**EXERCISE GOAL**
Isolate every line in the records below with "Marketing" in it.

**MATERIAL SHOWN**
▼
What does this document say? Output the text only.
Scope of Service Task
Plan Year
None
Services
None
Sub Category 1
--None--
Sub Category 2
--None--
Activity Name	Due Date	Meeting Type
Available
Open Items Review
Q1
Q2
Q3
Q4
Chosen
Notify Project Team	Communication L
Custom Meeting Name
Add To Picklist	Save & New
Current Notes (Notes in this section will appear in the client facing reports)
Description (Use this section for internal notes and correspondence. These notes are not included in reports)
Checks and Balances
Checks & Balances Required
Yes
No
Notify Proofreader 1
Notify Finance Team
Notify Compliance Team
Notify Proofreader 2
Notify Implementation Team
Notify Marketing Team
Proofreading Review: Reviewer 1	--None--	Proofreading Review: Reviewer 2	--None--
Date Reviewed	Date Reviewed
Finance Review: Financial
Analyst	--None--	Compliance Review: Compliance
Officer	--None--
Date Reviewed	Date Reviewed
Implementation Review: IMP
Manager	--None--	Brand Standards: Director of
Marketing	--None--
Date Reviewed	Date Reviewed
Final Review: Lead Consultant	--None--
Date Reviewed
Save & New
▲
▼
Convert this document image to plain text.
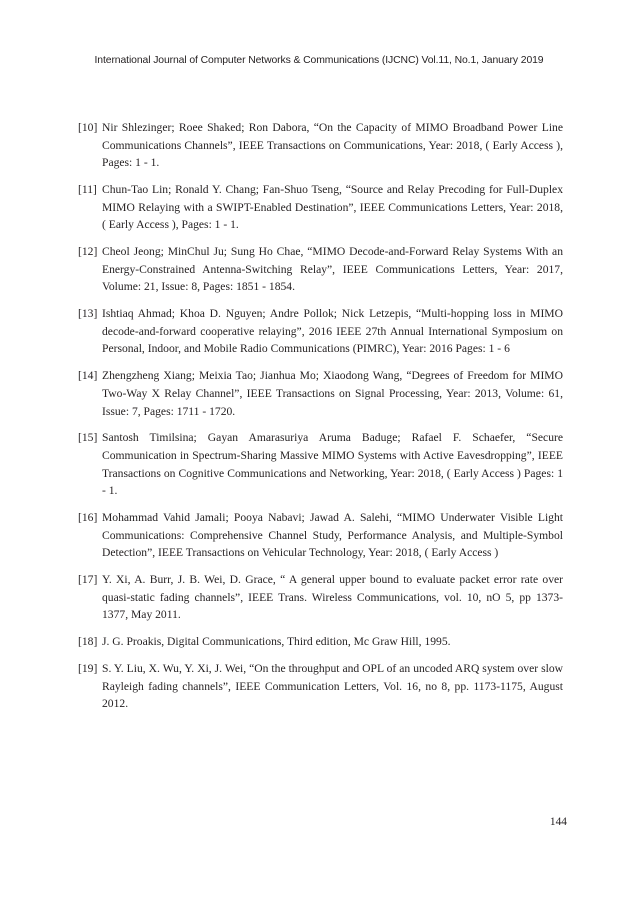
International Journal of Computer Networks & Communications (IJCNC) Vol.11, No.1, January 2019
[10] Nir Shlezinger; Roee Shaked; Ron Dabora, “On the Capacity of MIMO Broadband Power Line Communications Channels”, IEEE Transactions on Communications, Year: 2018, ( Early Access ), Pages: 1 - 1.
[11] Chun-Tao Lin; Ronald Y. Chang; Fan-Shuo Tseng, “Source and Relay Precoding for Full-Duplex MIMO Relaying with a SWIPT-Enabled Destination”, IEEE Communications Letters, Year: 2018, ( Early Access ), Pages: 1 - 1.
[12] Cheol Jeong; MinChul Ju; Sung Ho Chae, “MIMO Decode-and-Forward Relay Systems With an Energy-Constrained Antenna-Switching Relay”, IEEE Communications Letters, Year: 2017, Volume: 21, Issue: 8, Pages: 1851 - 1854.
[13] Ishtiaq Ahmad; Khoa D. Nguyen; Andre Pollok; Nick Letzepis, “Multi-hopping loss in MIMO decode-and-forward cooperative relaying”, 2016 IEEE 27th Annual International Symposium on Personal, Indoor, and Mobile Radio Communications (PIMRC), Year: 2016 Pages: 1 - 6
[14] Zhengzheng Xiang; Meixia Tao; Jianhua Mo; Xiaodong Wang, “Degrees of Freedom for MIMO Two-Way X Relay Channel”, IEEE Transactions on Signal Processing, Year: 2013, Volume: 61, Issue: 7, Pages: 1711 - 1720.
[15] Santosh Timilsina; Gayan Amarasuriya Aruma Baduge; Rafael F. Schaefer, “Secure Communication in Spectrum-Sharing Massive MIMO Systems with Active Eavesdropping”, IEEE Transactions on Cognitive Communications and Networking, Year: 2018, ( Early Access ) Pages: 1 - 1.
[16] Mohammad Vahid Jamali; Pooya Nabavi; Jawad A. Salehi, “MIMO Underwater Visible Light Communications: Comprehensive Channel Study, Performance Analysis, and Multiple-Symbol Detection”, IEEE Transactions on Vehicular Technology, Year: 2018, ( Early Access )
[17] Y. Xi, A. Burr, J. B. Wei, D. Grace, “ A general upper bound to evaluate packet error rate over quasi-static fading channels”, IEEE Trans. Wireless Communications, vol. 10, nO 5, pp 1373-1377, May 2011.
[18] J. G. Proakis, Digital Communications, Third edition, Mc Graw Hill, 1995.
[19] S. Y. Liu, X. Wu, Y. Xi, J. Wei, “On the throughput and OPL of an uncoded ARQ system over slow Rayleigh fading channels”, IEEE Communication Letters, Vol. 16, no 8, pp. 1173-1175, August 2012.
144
▲
**FINISHED EXERCISE**
Notify Marketing Team
Marketing	--None--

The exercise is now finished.